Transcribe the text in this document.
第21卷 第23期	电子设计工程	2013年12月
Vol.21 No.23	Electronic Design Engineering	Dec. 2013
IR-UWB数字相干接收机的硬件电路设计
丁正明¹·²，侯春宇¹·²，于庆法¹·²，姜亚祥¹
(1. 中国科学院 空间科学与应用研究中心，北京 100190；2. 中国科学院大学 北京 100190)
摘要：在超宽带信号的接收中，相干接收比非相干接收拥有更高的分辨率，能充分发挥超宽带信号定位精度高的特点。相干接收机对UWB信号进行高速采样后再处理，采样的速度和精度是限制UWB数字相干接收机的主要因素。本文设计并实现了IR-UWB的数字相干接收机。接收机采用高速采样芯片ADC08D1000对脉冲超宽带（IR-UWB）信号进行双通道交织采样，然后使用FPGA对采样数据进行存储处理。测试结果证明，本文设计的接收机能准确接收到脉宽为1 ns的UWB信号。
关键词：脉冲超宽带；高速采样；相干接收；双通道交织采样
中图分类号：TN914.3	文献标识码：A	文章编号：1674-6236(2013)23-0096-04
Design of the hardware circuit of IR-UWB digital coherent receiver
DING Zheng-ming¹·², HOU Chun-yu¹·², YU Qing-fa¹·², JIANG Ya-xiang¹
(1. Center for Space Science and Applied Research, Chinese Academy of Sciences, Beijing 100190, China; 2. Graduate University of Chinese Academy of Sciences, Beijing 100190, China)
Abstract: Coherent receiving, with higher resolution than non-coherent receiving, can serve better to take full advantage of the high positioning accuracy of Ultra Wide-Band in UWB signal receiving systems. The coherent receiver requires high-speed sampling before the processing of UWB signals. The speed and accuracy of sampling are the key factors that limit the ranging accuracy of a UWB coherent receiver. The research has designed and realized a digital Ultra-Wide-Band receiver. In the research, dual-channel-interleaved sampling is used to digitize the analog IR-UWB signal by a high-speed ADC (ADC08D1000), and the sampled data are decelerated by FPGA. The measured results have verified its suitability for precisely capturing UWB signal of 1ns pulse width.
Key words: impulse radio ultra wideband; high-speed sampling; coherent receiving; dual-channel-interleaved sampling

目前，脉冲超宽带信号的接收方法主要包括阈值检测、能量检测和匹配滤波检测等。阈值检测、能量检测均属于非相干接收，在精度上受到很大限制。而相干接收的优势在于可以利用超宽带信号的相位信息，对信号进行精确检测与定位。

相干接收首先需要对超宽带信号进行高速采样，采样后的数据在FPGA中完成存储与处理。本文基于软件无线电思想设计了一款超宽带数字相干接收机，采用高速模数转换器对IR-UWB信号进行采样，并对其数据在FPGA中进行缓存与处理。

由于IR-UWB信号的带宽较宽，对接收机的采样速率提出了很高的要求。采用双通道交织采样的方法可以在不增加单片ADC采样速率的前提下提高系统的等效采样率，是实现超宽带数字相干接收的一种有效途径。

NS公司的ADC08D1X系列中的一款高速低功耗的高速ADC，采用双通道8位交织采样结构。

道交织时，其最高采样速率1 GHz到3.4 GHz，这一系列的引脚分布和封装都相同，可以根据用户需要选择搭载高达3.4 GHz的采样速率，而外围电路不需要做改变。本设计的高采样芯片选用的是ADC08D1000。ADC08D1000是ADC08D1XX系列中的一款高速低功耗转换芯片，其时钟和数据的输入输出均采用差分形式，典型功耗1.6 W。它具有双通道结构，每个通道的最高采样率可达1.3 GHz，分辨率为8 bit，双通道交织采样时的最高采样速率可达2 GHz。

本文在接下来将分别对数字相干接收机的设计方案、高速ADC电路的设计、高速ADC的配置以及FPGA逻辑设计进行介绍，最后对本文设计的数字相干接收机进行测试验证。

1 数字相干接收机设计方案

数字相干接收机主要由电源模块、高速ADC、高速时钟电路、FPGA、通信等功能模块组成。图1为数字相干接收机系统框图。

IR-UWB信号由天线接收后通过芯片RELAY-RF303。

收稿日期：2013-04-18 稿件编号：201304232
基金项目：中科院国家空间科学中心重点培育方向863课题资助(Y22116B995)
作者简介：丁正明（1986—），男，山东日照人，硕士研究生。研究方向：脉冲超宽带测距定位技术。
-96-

=-=-=

What the task asks
Quote all of the entries verbatim.

Output for this task
Transcribe the text in this document.
第21卷 第23期	电子设计工程	2013年12月
Vol.21 No.23	Electronic Design Engineering	Dec. 2013
IR-UWB数字相干接收机的硬件电路设计
丁正明¹·²，侯春宇¹·²，于庆法¹·²，姜亚祥¹
(1. 中国科学院 空间科学与应用研究中心，北京 100190；2. 中国科学院大学 北京 100190)
摘要：在超宽带信号的接收中，相干接收比非相干接收拥有更高的分辨率，能充分发挥超宽带信号定位精度高的特点。相干接收机对UWB信号进行高速采样后再处理，采样的速度和精度是限制UWB数字相干接收机的主要因素。本文设计并实现了IR-UWB的数字相干接收机。接收机采用高速采样芯片ADC08D1000对脉冲超宽带（IR-UWB）信号进行双通道交织采样，然后使用FPGA对采样数据进行存储处理。测试结果证明，本文设计的接收机能准确接收到脉宽为1 ns的UWB信号。
关键词：脉冲超宽带；高速采样；相干接收；双通道交织采样
中图分类号：TN914.3	文献标识码：A	文章编号：1674-6236(2013)23-0096-04
Design of the hardware circuit of IR-UWB digital coherent receiver
DING Zheng-ming¹·², HOU Chun-yu¹·², YU Qing-fa¹·², JIANG Ya-xiang¹
(1. Center for Space Science and Applied Research, Chinese Academy of Sciences, Beijing 100190, China; 2. Graduate University of Chinese Academy of Sciences, Beijing 100190, China)
Abstract: Coherent receiving, with higher resolution than non-coherent receiving, can serve better to take full advantage of the high positioning accuracy of Ultra Wide-Band in UWB signal receiving systems. The coherent receiver requires high-speed sampling before the processing of UWB signals. The speed and accuracy of sampling are the key factors that limit the ranging accuracy of a UWB coherent receiver. The research has designed and realized a digital Ultra-Wide-Band receiver. In the research, dual-channel-interleaved sampling is used to digitize the analog IR-UWB signal by a high-speed ADC (ADC08D1000), and the sampled data are decelerated by FPGA. The measured results have verified its suitability for precisely capturing UWB signal of 1ns pulse width.
Key words: impulse radio ultra wideband; high-speed sampling; coherent receiving; dual-channel-interleaved sampling

目前，脉冲超宽带信号的接收方法主要包括阈值检测、能量检测和匹配滤波检测等。阈值检测、能量检测均属于非相干接收，在精度上受到很大限制。而相干接收的优势在于可以利用超宽带信号的相位信息，对信号进行精确检测与定位。

相干接收首先需要对超宽带信号进行高速采样，采样后的数据在FPGA中完成存储与处理。本文基于软件无线电思想设计了一款超宽带数字相干接收机，采用高速模数转换器对IR-UWB信号进行采样，并对其数据在FPGA中进行缓存与处理。

由于IR-UWB信号的带宽较宽，对接收机的采样速率提出了很高的要求。采用双通道交织采样的方法可以在不增加单片ADC采样速率的前提下提高系统的等效采样率，是实现超宽带数字相干接收的一种有效途径。

NS公司的ADC08D1X系列中的一款高速低功耗的高速ADC，采用双通道8位交织采样结构。

道交织时，其最高采样速率1 GHz到3.4 GHz，这一系列的引脚分布和封装都相同，可以根据用户需要选择搭载高达3.4 GHz的采样速率，而外围电路不需要做改变。本设计的高采样芯片选用的是ADC08D1000。ADC08D1000是ADC08D1XX系列中的一款高速低功耗转换芯片，其时钟和数据的输入输出均采用差分形式，典型功耗1.6 W。它具有双通道结构，每个通道的最高采样率可达1.3 GHz，分辨率为8 bit，双通道交织采样时的最高采样速率可达2 GHz。

本文在接下来将分别对数字相干接收机的设计方案、高速ADC电路的设计、高速ADC的配置以及FPGA逻辑设计进行介绍，最后对本文设计的数字相干接收机进行测试验证。

1 数字相干接收机设计方案

数字相干接收机主要由电源模块、高速ADC、高速时钟电路、FPGA、通信等功能模块组成。图1为数字相干接收机系统框图。

IR-UWB信号由天线接收后通过芯片RELAY-RF303。

收稿日期：2013-04-18 稿件编号：201304232
基金项目：中科院国家空间科学中心重点培育方向863课题资助(Y22116B995)
作者简介：丁正明（1986—），男，山东日照人，硕士研究生。研究方向：脉冲超宽带测距定位技术。
-96-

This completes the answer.